Entries from a dataset:
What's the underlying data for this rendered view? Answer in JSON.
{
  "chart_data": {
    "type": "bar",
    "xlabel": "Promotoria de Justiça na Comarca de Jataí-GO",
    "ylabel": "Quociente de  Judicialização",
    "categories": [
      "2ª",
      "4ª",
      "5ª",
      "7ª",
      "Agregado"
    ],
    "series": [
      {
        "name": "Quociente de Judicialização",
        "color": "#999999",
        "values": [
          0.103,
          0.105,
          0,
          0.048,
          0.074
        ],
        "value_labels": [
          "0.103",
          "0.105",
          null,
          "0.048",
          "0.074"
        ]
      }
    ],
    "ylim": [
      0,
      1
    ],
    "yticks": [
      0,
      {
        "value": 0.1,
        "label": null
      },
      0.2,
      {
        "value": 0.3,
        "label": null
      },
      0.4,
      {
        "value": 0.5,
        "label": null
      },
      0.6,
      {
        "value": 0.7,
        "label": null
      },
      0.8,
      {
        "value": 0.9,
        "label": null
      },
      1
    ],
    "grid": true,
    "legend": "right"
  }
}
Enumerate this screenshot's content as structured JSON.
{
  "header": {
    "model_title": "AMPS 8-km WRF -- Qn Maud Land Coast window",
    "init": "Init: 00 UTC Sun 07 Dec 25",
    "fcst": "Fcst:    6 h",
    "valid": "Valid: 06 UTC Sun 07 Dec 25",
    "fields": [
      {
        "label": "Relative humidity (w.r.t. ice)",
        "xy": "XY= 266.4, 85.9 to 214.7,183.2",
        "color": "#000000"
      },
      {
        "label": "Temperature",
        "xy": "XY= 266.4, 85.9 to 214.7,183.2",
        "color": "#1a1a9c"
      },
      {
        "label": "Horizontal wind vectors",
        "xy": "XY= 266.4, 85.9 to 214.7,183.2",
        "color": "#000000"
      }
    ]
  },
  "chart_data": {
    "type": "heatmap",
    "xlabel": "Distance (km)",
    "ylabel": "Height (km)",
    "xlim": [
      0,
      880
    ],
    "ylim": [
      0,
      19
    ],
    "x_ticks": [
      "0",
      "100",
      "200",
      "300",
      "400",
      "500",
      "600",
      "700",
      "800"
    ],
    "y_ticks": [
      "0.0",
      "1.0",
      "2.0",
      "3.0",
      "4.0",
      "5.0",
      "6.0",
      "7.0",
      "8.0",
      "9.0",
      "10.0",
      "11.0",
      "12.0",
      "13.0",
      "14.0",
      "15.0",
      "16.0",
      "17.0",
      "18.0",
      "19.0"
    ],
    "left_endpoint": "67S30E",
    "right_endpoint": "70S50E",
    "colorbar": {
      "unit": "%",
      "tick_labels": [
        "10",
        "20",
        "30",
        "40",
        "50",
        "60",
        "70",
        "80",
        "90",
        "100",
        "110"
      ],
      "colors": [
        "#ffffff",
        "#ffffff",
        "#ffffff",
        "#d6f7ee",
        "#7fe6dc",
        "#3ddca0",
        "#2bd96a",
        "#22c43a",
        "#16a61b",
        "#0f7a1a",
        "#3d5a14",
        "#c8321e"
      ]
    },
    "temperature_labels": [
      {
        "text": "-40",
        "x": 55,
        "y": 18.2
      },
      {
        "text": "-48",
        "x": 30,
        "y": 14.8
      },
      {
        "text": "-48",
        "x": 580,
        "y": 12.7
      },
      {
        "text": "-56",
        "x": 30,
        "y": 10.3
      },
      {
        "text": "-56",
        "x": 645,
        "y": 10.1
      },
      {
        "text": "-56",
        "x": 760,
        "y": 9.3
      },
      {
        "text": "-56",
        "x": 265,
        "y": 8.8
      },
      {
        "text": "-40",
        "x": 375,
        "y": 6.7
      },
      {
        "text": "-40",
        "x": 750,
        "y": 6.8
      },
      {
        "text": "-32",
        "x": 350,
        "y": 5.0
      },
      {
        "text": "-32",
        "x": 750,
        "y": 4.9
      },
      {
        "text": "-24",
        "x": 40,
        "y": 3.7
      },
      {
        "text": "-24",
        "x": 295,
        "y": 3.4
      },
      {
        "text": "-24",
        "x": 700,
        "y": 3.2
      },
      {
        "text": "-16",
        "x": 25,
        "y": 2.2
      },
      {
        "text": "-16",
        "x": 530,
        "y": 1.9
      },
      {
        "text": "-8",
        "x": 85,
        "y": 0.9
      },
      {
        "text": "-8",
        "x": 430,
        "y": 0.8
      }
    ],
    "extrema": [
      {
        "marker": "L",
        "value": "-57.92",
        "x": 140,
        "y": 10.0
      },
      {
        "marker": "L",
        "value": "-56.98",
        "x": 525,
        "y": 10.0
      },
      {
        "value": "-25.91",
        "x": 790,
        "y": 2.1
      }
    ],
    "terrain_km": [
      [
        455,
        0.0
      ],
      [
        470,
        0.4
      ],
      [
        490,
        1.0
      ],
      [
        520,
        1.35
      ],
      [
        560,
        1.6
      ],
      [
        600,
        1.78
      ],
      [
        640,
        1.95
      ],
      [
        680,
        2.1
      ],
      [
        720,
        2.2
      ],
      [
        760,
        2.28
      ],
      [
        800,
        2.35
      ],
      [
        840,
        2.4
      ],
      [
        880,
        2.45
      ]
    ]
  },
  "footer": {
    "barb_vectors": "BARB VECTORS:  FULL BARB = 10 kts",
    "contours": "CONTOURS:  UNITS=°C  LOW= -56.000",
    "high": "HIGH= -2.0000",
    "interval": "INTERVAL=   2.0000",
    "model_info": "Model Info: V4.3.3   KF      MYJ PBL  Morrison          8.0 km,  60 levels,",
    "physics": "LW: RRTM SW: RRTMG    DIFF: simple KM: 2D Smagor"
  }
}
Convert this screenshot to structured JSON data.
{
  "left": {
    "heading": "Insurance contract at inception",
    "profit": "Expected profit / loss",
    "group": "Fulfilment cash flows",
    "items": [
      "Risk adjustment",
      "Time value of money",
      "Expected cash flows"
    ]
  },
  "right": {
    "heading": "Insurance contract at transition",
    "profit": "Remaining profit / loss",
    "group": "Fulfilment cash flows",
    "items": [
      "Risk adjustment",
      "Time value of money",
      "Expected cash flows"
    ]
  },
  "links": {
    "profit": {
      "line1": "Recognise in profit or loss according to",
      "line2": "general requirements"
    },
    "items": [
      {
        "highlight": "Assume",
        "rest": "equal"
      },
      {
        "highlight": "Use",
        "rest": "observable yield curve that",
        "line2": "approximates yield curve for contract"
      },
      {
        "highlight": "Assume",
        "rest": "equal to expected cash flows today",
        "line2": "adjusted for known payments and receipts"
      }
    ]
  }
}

_Goal_. Determine how many lines of the records above contain the word "this", and report only that number.

_Task result_. 3